----- Raw data -----

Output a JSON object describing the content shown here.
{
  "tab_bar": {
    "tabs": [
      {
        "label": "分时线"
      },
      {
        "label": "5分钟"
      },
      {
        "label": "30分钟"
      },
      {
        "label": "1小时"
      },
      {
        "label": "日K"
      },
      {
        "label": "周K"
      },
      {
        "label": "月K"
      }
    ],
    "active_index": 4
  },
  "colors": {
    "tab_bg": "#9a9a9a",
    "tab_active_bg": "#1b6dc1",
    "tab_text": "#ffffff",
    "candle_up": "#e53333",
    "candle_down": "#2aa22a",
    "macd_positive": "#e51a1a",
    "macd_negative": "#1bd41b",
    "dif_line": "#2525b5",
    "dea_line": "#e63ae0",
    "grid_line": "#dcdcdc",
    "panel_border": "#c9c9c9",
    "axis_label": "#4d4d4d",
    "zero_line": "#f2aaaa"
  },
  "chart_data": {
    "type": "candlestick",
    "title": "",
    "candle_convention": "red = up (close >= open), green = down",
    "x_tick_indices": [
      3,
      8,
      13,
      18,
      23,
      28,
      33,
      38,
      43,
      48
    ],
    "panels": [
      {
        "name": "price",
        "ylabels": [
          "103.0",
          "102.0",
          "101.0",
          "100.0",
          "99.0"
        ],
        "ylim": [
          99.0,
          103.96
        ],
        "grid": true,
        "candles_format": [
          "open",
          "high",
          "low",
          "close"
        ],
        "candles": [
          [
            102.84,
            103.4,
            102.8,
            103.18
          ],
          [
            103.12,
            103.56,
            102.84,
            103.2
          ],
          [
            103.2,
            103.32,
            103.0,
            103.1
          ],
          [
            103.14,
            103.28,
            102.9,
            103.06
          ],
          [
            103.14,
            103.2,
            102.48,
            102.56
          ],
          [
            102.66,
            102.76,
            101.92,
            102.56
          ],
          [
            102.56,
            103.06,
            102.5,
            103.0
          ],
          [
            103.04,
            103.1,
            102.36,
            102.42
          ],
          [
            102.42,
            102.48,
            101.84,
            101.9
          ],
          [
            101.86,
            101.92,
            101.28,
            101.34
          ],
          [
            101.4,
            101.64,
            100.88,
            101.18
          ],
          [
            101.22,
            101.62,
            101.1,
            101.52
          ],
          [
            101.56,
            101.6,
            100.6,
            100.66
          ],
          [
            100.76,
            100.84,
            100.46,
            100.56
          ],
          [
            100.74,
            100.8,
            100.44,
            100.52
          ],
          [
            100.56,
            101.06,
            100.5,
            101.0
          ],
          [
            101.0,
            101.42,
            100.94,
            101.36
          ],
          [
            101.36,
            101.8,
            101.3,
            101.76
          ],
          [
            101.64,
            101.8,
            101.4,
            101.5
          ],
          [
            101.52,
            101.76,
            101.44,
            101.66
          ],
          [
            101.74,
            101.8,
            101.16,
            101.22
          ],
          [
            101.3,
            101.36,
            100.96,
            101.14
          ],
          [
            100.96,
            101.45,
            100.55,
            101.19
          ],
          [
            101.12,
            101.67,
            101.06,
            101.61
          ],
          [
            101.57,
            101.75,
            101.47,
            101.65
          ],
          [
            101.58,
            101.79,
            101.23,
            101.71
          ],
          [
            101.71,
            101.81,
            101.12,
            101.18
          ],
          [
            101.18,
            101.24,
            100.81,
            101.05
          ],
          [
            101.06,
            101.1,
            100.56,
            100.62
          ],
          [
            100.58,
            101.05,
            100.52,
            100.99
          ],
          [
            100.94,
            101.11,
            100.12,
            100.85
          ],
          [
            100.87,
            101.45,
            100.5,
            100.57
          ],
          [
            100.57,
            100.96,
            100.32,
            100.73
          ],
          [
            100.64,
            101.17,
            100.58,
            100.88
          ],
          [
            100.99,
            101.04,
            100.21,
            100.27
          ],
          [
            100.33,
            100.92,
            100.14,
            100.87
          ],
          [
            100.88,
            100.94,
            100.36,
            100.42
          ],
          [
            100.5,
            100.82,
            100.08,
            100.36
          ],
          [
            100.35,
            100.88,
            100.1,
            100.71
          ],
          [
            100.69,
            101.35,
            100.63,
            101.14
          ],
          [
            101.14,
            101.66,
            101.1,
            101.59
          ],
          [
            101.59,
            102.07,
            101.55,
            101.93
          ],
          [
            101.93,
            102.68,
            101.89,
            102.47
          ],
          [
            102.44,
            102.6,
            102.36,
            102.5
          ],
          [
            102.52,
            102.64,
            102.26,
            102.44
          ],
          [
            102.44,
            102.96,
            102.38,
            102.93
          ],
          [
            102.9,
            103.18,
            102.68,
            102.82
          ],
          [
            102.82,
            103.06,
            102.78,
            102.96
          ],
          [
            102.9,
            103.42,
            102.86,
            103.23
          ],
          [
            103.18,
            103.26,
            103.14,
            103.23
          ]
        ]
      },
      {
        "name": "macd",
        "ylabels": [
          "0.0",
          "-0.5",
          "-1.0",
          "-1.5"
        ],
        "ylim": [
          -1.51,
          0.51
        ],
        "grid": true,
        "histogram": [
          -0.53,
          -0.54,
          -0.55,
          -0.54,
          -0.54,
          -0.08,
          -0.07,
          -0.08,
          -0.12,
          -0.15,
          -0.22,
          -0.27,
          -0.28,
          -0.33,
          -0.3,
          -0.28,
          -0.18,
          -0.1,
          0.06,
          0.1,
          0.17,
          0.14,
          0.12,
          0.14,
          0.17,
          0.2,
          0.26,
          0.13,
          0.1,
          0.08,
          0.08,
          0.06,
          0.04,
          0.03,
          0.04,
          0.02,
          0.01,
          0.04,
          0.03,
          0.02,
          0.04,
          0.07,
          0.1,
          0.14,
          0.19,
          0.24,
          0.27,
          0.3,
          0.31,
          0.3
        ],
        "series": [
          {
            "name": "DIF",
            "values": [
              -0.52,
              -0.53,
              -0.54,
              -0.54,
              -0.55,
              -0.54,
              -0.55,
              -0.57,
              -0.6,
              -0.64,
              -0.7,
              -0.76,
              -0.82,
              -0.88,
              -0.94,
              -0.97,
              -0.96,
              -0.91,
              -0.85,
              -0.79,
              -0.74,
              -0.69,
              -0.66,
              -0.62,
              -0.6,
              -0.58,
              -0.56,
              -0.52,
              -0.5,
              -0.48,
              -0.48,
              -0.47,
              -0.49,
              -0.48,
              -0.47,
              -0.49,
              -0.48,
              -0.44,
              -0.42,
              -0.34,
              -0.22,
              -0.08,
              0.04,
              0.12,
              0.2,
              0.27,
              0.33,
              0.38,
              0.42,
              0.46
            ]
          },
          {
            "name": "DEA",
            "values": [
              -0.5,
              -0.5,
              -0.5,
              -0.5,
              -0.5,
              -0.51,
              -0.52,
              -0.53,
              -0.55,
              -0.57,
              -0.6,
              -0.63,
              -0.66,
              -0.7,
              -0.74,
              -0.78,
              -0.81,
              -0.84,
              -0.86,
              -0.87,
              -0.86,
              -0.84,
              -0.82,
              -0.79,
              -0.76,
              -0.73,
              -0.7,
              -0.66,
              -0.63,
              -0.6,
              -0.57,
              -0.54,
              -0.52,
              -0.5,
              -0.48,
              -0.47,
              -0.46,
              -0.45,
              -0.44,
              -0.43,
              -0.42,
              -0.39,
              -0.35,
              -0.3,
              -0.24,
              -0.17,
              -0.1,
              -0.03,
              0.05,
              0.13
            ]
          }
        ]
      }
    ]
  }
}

-----

• **Given exercise**:
Check each line of the data above for the word "close" and say how many lines contain it, giving nothing besides the number.

• **Answer**:
2